> [REQUIRED WORK]
Only the number is needed: how many lines of the records include "Output"?

> [DATA EXTRACT]
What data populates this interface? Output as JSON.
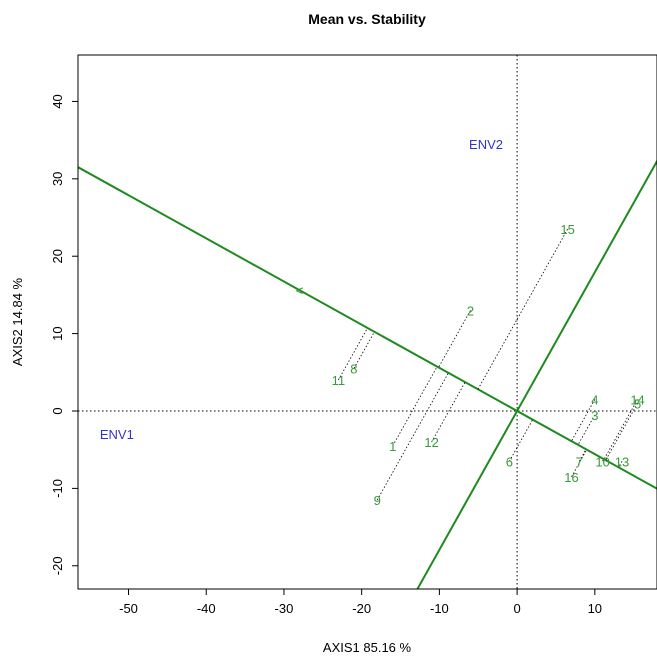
{
  "chart_data": {
    "type": "scatter",
    "title": "Mean vs. Stability",
    "xlabel": "AXIS1 85.16 %",
    "ylabel": "AXIS2 14.84 %",
    "xlim": [
      -56.5,
      18
    ],
    "ylim": [
      -23,
      46
    ],
    "xticks": [
      -50,
      -40,
      -30,
      -20,
      -10,
      0,
      10
    ],
    "yticks": [
      -20,
      -10,
      0,
      10,
      20,
      30,
      40
    ],
    "colors": {
      "genotype": "#3a9a3a",
      "environment": "#3333cc",
      "line": "#1f8a1f",
      "axis": "#000000"
    },
    "mean_env_axis": {
      "slope": -0.5576,
      "marker_x": -28,
      "marker_label": "<"
    },
    "genotypes": [
      {
        "label": "1",
        "x": -16,
        "y": -4.5
      },
      {
        "label": "2",
        "x": -6,
        "y": 13
      },
      {
        "label": "3",
        "x": 10,
        "y": -0.5
      },
      {
        "label": "4",
        "x": 10,
        "y": 1.5
      },
      {
        "label": "5",
        "x": 15.5,
        "y": 1
      },
      {
        "label": "6",
        "x": -1,
        "y": -6.5
      },
      {
        "label": "7",
        "x": 8,
        "y": -6.5
      },
      {
        "label": "8",
        "x": -21,
        "y": 5.5
      },
      {
        "label": "9",
        "x": -18,
        "y": -11.5
      },
      {
        "label": "10",
        "x": 11,
        "y": -6.5
      },
      {
        "label": "11",
        "x": -23,
        "y": 4
      },
      {
        "label": "12",
        "x": -11,
        "y": -4
      },
      {
        "label": "13",
        "x": 13.5,
        "y": -6.5
      },
      {
        "label": "14",
        "x": 15.5,
        "y": 1.5
      },
      {
        "label": "15",
        "x": 6.5,
        "y": 23.5
      },
      {
        "label": "16",
        "x": 7,
        "y": -8.5
      }
    ],
    "environments": [
      {
        "label": "ENV1",
        "x": -51.5,
        "y": -3
      },
      {
        "label": "ENV2",
        "x": -4,
        "y": 34.5
      }
    ],
    "grid": false,
    "legend": "none"
  }
}
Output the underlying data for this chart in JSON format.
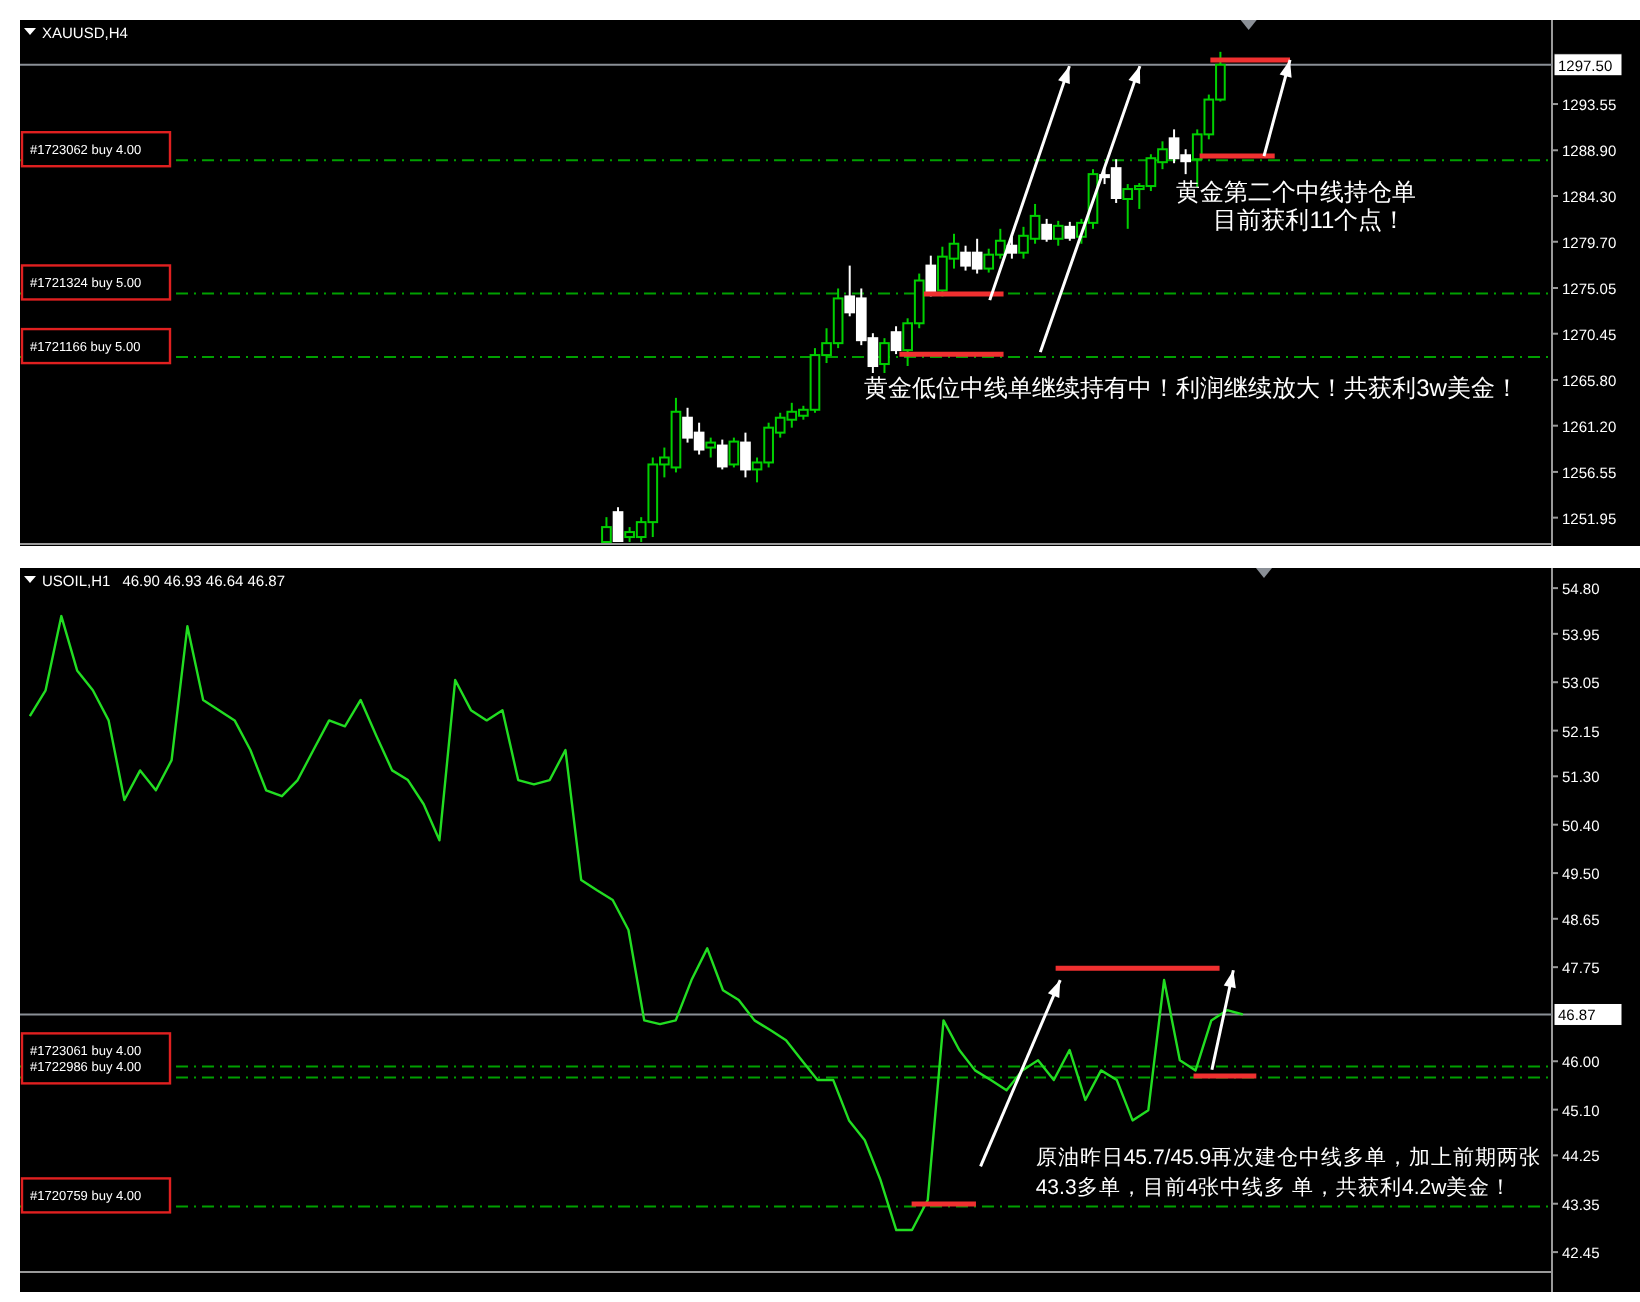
{
  "chart_data": [
    {
      "type": "candlestick",
      "title": "XAUUSD,H4",
      "tick_labels": "y",
      "categories": [
        null,
        null,
        null,
        null,
        null,
        null,
        null,
        null,
        null,
        null,
        null,
        null,
        null,
        null,
        null,
        null,
        null,
        null,
        null,
        null,
        null,
        null,
        null,
        null,
        null,
        null,
        null,
        null,
        null,
        null,
        null,
        null,
        null,
        null,
        null,
        null,
        null,
        null,
        null,
        null,
        null,
        null,
        null,
        null,
        null,
        null,
        null,
        null,
        null,
        null,
        null,
        null,
        null,
        null,
        null,
        null,
        null,
        null,
        null,
        null,
        null,
        null,
        null,
        null,
        null,
        null,
        null,
        null,
        null,
        null,
        null,
        null,
        null,
        null,
        null,
        null,
        null,
        null,
        null,
        null,
        null,
        null,
        null,
        null,
        null,
        null,
        null,
        null,
        null,
        null,
        null,
        null,
        null,
        null,
        null,
        null,
        null,
        null,
        null,
        null,
        null,
        null,
        null,
        null,
        null,
        null,
        null,
        null,
        null,
        null,
        null,
        null,
        null,
        null,
        null,
        null,
        null,
        null,
        null,
        null,
        null,
        null,
        null,
        null,
        null,
        null,
        null,
        null,
        null,
        null,
        null,
        null
      ],
      "ohlc": [
        null,
        null,
        null,
        null,
        null,
        null,
        null,
        null,
        null,
        null,
        null,
        null,
        null,
        null,
        null,
        null,
        null,
        null,
        null,
        null,
        null,
        null,
        null,
        null,
        null,
        null,
        null,
        null,
        null,
        null,
        null,
        null,
        null,
        null,
        null,
        null,
        null,
        null,
        null,
        null,
        null,
        null,
        null,
        null,
        null,
        null,
        null,
        null,
        null,
        null,
        [
          1249.5,
          1252,
          1249.5,
          1251
        ],
        [
          1252.5,
          1253,
          1249.5,
          1249.6
        ],
        [
          1250,
          1251,
          1249.5,
          1250.5
        ],
        [
          1250,
          1252,
          1249.5,
          1251.5
        ],
        [
          1251.5,
          1258,
          1250,
          1257.3
        ],
        [
          1257.3,
          1259,
          1256,
          1258
        ],
        [
          1257,
          1264,
          1256.5,
          1262.6
        ],
        [
          1262,
          1263,
          1259.5,
          1260
        ],
        [
          1260.5,
          1261.5,
          1258.3,
          1258.8
        ],
        [
          1259,
          1260,
          1258,
          1259.5
        ],
        [
          1259.2,
          1259.8,
          1256.8,
          1257.1
        ],
        [
          1257.3,
          1260,
          1257,
          1259.6
        ],
        [
          1259.5,
          1260.5,
          1256,
          1256.8
        ],
        [
          1256.8,
          1258,
          1255.5,
          1257.5
        ],
        [
          1257.5,
          1261.5,
          1257,
          1261
        ],
        [
          1260.5,
          1262.5,
          1260,
          1262
        ],
        [
          1261.8,
          1263.5,
          1261,
          1262.6
        ],
        [
          1262.2,
          1263.2,
          1261.8,
          1262.8
        ],
        [
          1262.8,
          1269,
          1262.5,
          1268.3
        ],
        [
          1268.3,
          1271,
          1267.5,
          1269.5
        ],
        [
          1269.5,
          1275,
          1269,
          1274
        ],
        [
          1274.2,
          1277.3,
          1272.2,
          1272.6
        ],
        [
          1274,
          1275,
          1269.3,
          1269.8
        ],
        [
          1270,
          1270.5,
          1266.5,
          1267.2
        ],
        [
          1267.4,
          1270,
          1266.5,
          1269.5
        ],
        [
          1270.6,
          1271.2,
          1268.4,
          1268.8
        ],
        [
          1268.8,
          1272,
          1267.2,
          1271.5
        ],
        [
          1271.5,
          1276.5,
          1271,
          1275.8
        ],
        [
          1277.3,
          1278.3,
          1274.2,
          1274.7
        ],
        [
          1274.8,
          1279.2,
          1274.2,
          1278.2
        ],
        [
          1278,
          1280.5,
          1277,
          1279.5
        ],
        [
          1278.6,
          1279.3,
          1276.8,
          1277.3
        ],
        [
          1278.6,
          1280,
          1276.5,
          1277
        ],
        [
          1277,
          1279,
          1276.6,
          1278.4
        ],
        [
          1278.4,
          1281,
          1278,
          1279.8
        ],
        [
          1279.3,
          1280.2,
          1278,
          1278.6
        ],
        [
          1278.6,
          1281.2,
          1278,
          1280.3
        ],
        [
          1280,
          1283.5,
          1279.5,
          1282.3
        ],
        [
          1281.4,
          1282,
          1279.7,
          1280
        ],
        [
          1280,
          1281.8,
          1279.3,
          1281.3
        ],
        [
          1281.2,
          1281.7,
          1279.8,
          1280.1
        ],
        [
          1280.2,
          1282,
          1279.5,
          1281.6
        ],
        [
          1281.6,
          1287,
          1281,
          1286.5
        ],
        [
          1286.4,
          1287.2,
          1285.5,
          1286.2
        ],
        [
          1287.1,
          1288,
          1283.6,
          1284.1
        ],
        [
          1284,
          1285.5,
          1281,
          1285
        ],
        [
          1285,
          1285.6,
          1283,
          1285.3
        ],
        [
          1285.3,
          1288.5,
          1284.8,
          1288.1
        ],
        [
          1287.7,
          1289.8,
          1287,
          1289
        ],
        [
          1290.1,
          1291,
          1287.6,
          1288.1
        ],
        [
          1288.4,
          1289,
          1286.5,
          1287.8
        ],
        [
          1288,
          1291,
          1285.2,
          1290.5
        ],
        [
          1290.5,
          1294.5,
          1290,
          1294
        ],
        [
          1294,
          1298.8,
          1293.8,
          1297.5
        ],
        null,
        null,
        null,
        null,
        null,
        null,
        null,
        null,
        null,
        null,
        null,
        null,
        null,
        null,
        null,
        null,
        null,
        null,
        null,
        null,
        null,
        null,
        null,
        null,
        null,
        null,
        null,
        null
      ],
      "colors": [
        null,
        null,
        null,
        null,
        null,
        null,
        null,
        null,
        null,
        null,
        null,
        null,
        null,
        null,
        null,
        null,
        null,
        null,
        null,
        null,
        null,
        null,
        null,
        null,
        null,
        null,
        null,
        null,
        null,
        null,
        null,
        null,
        null,
        null,
        null,
        null,
        null,
        null,
        null,
        null,
        null,
        null,
        null,
        null,
        null,
        null,
        null,
        null,
        null,
        null,
        "#00d000",
        "#ffffff",
        "#00d000",
        "#00d000",
        "#00d000",
        "#00d000",
        "#00d000",
        "#ffffff",
        "#ffffff",
        "#00d000",
        "#ffffff",
        "#00d000",
        "#ffffff",
        "#00d000",
        "#00d000",
        "#00d000",
        "#00d000",
        "#00d000",
        "#00d000",
        "#00d000",
        "#00d000",
        "#ffffff",
        "#ffffff",
        "#ffffff",
        "#00d000",
        "#ffffff",
        "#00d000",
        "#00d000",
        "#ffffff",
        "#00d000",
        "#00d000",
        "#ffffff",
        "#ffffff",
        "#00d000",
        "#00d000",
        "#ffffff",
        "#00d000",
        "#00d000",
        "#ffffff",
        "#00d000",
        "#ffffff",
        "#00d000",
        "#00d000",
        "#ffffff",
        "#ffffff",
        "#00d000",
        "#00d000",
        "#00d000",
        "#00d000",
        "#ffffff",
        "#ffffff",
        "#00d000",
        "#00d000",
        "#00d000",
        null,
        null,
        null,
        null,
        null,
        null,
        null,
        null,
        null,
        null,
        null,
        null,
        null,
        null,
        null,
        null,
        null,
        null,
        null,
        null,
        null,
        null,
        null,
        null,
        null,
        null,
        null,
        null
      ],
      "ylim": [
        1249.3,
        1301.6
      ],
      "yticks": [
        {
          "value": 1293.55,
          "label": "1293.55"
        },
        {
          "value": 1288.9,
          "label": "1288.90"
        },
        {
          "value": 1284.3,
          "label": "1284.30"
        },
        {
          "value": 1279.7,
          "label": "1279.70"
        },
        {
          "value": 1275.05,
          "label": "1275.05"
        },
        {
          "value": 1270.45,
          "label": "1270.45"
        },
        {
          "value": 1265.8,
          "label": "1265.80"
        },
        {
          "value": 1261.2,
          "label": "1261.20"
        },
        {
          "value": 1256.55,
          "label": "1256.55"
        },
        {
          "value": 1251.95,
          "label": "1251.95"
        }
      ],
      "ref_lines": [
        {
          "axis": "y",
          "value": 1297.5,
          "label": "1297.50",
          "color": "#8a8f96",
          "line_style": "solid"
        },
        {
          "axis": "y",
          "value": 1287.9,
          "label": "#1723062 buy 4.00",
          "color": "#00a000",
          "line_style": "dashed"
        },
        {
          "axis": "y",
          "value": 1274.5,
          "label": "#1721324 buy 5.00",
          "color": "#00a000",
          "line_style": "dashed"
        },
        {
          "axis": "y",
          "value": 1268.1,
          "label": "#1721166 buy 5.00",
          "color": "#00a000",
          "line_style": "dashed"
        }
      ],
      "annotations": [
        "黄金第二个中线持仓单",
        "目前获利11个点！",
        "黄金低位中线单继续持有中！利润继续放大！共获利3w美金！"
      ]
    },
    {
      "type": "line",
      "title": "USOIL,H1",
      "subtitle": "46.90 46.93 46.64 46.87",
      "tick_labels": "y",
      "marker": "none",
      "line_style": "solid",
      "categories": [
        null,
        null,
        null,
        null,
        null,
        null,
        null,
        null,
        null,
        null,
        null,
        null,
        null,
        null,
        null,
        null,
        null,
        null,
        null,
        null,
        null,
        null,
        null,
        null,
        null,
        null,
        null,
        null,
        null,
        null,
        null,
        null,
        null,
        null,
        null,
        null,
        null,
        null,
        null,
        null,
        null,
        null,
        null,
        null,
        null,
        null,
        null,
        null,
        null,
        null,
        null,
        null,
        null,
        null,
        null,
        null,
        null,
        null,
        null,
        null,
        null,
        null,
        null,
        null,
        null,
        null,
        null,
        null,
        null,
        null,
        null,
        null,
        null,
        null,
        null,
        null,
        null,
        null,
        null,
        null,
        null,
        null,
        null,
        null,
        null,
        null,
        null,
        null,
        null,
        null,
        null,
        null,
        null,
        null,
        null,
        null,
        null
      ],
      "series": [
        {
          "color": "#22dd22",
          "values": [
            52.42,
            52.9,
            54.28,
            53.27,
            52.9,
            52.34,
            50.86,
            51.41,
            51.04,
            51.6,
            54.09,
            52.72,
            52.53,
            52.34,
            51.79,
            51.04,
            50.93,
            51.23,
            51.79,
            52.34,
            52.23,
            52.72,
            52.05,
            51.41,
            51.23,
            50.78,
            50.11,
            53.09,
            52.53,
            52.34,
            52.53,
            51.23,
            51.15,
            51.23,
            51.79,
            49.37,
            49.18,
            49.0,
            48.44,
            46.76,
            46.69,
            46.76,
            47.51,
            48.1,
            47.32,
            47.14,
            46.76,
            46.58,
            46.39,
            46.02,
            45.65,
            45.65,
            44.9,
            44.53,
            43.79,
            42.86,
            42.86,
            43.42,
            46.76,
            46.21,
            45.83,
            45.65,
            45.46,
            45.83,
            46.02,
            45.65,
            46.21,
            45.28,
            45.83,
            45.65,
            44.9,
            45.09,
            47.51,
            46.02,
            45.83,
            46.76,
            46.95,
            46.87,
            null,
            null,
            null,
            null,
            null,
            null,
            null,
            null,
            null,
            null,
            null,
            null,
            null,
            null,
            null,
            null,
            null,
            null,
            null
          ]
        }
      ],
      "ylim": [
        42.08,
        55.1
      ],
      "yticks": [
        {
          "value": 54.8,
          "label": "54.80"
        },
        53.95,
        53.05,
        52.15,
        {
          "value": 51.3,
          "label": "51.30"
        },
        {
          "value": 50.4,
          "label": "50.40"
        },
        {
          "value": 49.5,
          "label": "49.50"
        },
        48.65,
        47.75,
        {
          "value": 46,
          "label": "46.00"
        },
        {
          "value": 45.1,
          "label": "45.10"
        },
        44.25,
        43.35,
        42.45
      ],
      "ref_lines": [
        {
          "axis": "y",
          "value": 46.87,
          "label": "46.87",
          "color": "#8a8f96",
          "line_style": "solid"
        },
        {
          "axis": "y",
          "value": 45.9,
          "label": "#1723061 buy 4.00",
          "color": "#00a000",
          "line_style": "dashed"
        },
        {
          "axis": "y",
          "value": 45.7,
          "label": "#1722986 buy 4.00",
          "color": "#00a000",
          "line_style": "dashed"
        },
        {
          "axis": "y",
          "value": 43.3,
          "label": "#1720759 buy 4.00",
          "color": "#00a000",
          "line_style": "dashed"
        }
      ],
      "annotations": [
        "原油昨日45.7/45.9再次建仓中线多单，加上前期两张",
        "43.3多单，目前4张中线多 单，共获利4.2w美金！"
      ]
    }
  ]
}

> [FINAL ANSWER]
2